▸ The problem:
Where a line of the listing below includes the word "more", reproduce that line.
-- Begin --
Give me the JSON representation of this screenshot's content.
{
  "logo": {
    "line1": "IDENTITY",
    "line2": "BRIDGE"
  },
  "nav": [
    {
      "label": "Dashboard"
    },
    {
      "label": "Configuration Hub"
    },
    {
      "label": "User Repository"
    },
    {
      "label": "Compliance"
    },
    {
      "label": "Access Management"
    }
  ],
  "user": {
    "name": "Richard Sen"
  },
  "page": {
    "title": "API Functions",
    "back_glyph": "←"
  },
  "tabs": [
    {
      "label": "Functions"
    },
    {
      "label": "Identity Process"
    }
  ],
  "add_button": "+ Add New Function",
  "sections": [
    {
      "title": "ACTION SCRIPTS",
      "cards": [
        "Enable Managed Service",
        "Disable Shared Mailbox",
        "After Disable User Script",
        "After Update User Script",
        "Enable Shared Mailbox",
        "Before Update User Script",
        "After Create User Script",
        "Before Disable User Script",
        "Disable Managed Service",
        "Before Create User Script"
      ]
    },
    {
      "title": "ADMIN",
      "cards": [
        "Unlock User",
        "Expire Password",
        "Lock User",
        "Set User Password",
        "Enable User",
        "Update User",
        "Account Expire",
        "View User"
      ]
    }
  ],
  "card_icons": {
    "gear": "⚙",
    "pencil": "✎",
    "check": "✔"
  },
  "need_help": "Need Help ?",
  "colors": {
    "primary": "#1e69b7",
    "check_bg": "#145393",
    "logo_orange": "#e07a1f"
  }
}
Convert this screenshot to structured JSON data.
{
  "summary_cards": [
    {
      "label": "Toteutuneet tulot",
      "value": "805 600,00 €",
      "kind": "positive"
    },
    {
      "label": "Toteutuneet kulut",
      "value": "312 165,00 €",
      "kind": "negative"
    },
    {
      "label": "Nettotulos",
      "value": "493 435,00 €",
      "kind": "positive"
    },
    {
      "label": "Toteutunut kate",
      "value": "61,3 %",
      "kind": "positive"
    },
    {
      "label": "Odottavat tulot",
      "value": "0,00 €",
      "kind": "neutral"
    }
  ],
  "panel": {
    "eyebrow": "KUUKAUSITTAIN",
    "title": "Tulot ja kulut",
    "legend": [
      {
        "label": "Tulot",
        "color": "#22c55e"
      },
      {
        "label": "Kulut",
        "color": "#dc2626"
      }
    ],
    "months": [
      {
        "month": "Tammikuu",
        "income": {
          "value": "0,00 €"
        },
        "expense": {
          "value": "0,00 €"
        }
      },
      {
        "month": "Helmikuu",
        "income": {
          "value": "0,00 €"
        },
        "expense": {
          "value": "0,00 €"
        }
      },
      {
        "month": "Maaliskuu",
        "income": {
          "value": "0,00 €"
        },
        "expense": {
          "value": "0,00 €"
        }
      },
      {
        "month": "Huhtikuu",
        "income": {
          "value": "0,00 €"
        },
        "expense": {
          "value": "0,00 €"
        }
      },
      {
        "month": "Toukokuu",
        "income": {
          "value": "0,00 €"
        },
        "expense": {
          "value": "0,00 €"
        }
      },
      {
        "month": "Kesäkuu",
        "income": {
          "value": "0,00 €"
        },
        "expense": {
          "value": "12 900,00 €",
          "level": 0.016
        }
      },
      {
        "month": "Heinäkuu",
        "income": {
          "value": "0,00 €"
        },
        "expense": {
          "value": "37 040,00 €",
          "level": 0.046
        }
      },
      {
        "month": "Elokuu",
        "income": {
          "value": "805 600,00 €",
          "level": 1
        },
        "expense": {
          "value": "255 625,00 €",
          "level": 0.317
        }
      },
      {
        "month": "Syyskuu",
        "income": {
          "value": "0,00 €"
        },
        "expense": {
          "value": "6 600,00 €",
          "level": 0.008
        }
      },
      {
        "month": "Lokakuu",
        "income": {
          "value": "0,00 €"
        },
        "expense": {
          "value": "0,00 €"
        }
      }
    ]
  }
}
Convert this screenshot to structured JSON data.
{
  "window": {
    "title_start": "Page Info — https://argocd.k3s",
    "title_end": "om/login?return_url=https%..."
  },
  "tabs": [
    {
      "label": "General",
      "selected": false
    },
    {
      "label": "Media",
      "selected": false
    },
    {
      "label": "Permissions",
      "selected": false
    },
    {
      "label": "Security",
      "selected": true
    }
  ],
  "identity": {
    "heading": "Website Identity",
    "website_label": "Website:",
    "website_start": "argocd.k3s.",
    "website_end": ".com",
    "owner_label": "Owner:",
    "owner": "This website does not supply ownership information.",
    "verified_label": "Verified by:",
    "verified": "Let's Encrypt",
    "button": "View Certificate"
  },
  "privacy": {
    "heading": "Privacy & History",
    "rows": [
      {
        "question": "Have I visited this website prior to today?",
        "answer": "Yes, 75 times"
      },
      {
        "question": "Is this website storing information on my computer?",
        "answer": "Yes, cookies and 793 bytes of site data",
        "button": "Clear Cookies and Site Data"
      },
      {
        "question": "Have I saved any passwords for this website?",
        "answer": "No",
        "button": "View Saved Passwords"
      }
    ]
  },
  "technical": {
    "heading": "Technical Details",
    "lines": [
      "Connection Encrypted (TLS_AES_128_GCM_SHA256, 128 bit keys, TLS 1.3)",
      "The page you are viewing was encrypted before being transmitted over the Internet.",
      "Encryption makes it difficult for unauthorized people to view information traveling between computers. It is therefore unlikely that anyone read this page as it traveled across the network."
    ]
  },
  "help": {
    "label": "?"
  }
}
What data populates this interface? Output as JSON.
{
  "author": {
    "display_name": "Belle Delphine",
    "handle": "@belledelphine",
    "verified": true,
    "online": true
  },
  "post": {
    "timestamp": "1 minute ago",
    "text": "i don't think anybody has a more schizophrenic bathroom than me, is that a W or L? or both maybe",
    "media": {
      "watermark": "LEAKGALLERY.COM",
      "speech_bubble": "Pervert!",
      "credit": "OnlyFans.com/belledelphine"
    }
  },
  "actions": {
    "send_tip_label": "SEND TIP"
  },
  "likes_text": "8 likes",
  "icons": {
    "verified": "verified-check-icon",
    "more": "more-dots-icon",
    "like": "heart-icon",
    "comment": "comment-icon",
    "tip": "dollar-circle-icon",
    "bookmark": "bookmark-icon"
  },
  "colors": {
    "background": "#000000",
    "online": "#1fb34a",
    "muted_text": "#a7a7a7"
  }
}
-- End --
▸ Exercise result:
    "text": "i don't think anybody has a more schizophrenic bathroom than me, is that a W or L? or both maybe",
    "more": "more-dots-icon",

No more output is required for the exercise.